- [Source text]

## Start

November 30th, 2021 9:00am
End Of Season Recap Part 1 – Looking back at the 2021 season
With the end of the 2021 season upon us, it’s time to put a cap on it. First up, it’s award time.
Independent Column Awards
Team of the Year: Central Washington Wildcats
The Wildcats won their last six games of the regular season and finished with an 8-3 record, winning the GNAC conference title for the fourth straight year, and qualifying for the NCAA Division 2 playoffs. They also retired the GNAC conference title for the foreseeable future (as will be discussed in extreme detail later) when they will join Western Oregon and Simon Fraser next season as affiliate members of the Lone Star Conference. CWU was the GNAC’s last representative in the NCAA Division 2 playoffs, placed as an unseeded team in Super Region 3 and losing to Northwest Missouri State in the first round.
The CWU season turned in the second half of their Week 5 game against then-undefeated and eventual LSC champion Midwestern State. Tied 20-20 in the fourth quarter with the fate of their season on the line, do-everything linebacker Donte Hamilton intercepted passes on three consecutive MSU drives, allowing CWU to take a lead they would not give up. This game also saw the emergence of Quincy Glasper as the Wildcats’ starting quarterback. Glasper used his arms (245 passing yards and 2 touchdowns) and his legs (46 yards and 1 touchdown) to move the CWU offense with the added dimension of mobility that didn’t exist with original starter JJ Lemming.
Honorable mention goes to Barton. The Bulldogs finished their first full season since 1950 with the first winning record (6-5) in their program’s history. They also won more games in this season than they had in all their previous seasons combined. They even held their own playing a full (but unofficial) SAC schedule, finishing 4-5 against the SAC (5-5 if you count fellow Independent and future SAC member Erskine).

## End

[Dataset entries]
## Start

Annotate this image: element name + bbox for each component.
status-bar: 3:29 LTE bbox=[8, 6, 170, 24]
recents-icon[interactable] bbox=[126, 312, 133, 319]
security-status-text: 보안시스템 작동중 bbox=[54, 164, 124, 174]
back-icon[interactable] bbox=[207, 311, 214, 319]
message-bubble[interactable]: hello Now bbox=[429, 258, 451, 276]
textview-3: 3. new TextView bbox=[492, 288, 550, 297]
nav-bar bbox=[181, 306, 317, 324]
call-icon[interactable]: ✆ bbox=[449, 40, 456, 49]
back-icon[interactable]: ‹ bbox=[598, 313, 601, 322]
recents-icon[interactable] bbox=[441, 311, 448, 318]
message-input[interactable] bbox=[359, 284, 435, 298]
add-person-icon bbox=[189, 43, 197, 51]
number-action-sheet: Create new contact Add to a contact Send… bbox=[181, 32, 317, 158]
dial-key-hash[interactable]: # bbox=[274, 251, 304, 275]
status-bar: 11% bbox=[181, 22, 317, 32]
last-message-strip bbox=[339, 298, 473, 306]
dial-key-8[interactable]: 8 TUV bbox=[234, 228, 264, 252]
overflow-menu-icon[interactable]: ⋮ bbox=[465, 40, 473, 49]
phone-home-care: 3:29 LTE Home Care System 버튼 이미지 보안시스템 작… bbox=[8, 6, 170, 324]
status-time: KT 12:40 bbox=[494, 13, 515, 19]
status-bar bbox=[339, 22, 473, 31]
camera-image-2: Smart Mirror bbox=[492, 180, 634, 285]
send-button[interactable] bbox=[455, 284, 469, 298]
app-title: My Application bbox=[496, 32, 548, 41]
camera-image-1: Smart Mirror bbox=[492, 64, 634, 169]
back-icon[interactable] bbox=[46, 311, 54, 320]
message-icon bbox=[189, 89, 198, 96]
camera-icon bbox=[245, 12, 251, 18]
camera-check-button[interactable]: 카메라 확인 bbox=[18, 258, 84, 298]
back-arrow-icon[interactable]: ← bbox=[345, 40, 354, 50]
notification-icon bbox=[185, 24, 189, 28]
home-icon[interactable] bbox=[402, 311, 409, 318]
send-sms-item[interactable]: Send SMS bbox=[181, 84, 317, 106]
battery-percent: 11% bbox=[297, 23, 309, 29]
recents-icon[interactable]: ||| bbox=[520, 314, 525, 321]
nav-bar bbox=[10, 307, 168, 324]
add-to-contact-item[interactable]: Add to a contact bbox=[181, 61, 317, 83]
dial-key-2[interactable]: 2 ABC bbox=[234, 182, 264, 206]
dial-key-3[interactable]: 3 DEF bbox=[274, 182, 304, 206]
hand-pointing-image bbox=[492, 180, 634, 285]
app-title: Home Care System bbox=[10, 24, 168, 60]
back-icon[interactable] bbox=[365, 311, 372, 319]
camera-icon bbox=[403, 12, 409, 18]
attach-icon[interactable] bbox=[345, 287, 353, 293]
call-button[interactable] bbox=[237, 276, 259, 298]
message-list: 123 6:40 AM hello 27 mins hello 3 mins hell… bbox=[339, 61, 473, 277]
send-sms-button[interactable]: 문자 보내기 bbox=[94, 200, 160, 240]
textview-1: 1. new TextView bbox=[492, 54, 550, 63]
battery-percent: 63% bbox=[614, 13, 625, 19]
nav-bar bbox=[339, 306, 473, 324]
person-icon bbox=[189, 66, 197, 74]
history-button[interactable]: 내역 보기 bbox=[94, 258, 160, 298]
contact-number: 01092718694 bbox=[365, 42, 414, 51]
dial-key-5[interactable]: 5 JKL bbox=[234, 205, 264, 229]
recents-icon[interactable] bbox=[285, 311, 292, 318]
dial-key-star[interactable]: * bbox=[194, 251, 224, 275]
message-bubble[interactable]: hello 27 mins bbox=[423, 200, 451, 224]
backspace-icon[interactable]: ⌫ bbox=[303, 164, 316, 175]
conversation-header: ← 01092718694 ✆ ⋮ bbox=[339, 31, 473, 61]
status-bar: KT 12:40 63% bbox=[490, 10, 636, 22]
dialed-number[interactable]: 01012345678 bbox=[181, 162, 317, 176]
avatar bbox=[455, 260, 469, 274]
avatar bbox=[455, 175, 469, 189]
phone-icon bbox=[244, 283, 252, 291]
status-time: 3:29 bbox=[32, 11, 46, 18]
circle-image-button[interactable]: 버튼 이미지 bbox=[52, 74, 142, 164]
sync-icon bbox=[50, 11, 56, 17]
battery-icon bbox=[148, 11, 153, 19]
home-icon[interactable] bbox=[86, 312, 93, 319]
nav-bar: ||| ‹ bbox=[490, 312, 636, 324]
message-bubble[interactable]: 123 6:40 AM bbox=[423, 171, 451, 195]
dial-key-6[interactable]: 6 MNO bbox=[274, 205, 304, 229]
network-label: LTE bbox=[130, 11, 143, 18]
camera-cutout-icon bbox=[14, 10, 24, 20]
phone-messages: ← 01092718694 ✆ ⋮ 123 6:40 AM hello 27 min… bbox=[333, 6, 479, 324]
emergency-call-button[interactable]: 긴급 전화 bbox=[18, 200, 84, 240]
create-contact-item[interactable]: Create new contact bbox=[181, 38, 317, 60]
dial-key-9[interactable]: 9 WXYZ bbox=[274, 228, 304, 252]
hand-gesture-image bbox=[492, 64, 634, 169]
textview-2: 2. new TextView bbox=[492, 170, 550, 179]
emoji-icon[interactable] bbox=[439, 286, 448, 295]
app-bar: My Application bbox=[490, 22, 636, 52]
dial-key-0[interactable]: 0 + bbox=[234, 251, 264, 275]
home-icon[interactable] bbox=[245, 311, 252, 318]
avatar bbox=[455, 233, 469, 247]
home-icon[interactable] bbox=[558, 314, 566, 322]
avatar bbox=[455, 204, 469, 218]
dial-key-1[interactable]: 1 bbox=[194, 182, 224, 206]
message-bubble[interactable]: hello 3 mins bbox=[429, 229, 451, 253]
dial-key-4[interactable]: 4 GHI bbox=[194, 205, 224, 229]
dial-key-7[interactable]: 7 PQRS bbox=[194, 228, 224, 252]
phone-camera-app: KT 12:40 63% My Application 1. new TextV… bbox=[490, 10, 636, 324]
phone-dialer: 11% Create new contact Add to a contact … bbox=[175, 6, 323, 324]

## End

- [Prompt 1]
In the season recap, who intercepted passes on three consecutive MSU drives?
- [Prompt 2]
Report each line of the listing that contains the string "time".

- [Written solution 1]
Linebacker Donte Hamilton intercepted those passes.

- [Written solution 2]
status-time: KT 12:40 bbox=[494, 13, 515, 19]
status-time: 3:29 bbox=[32, 11, 46, 18]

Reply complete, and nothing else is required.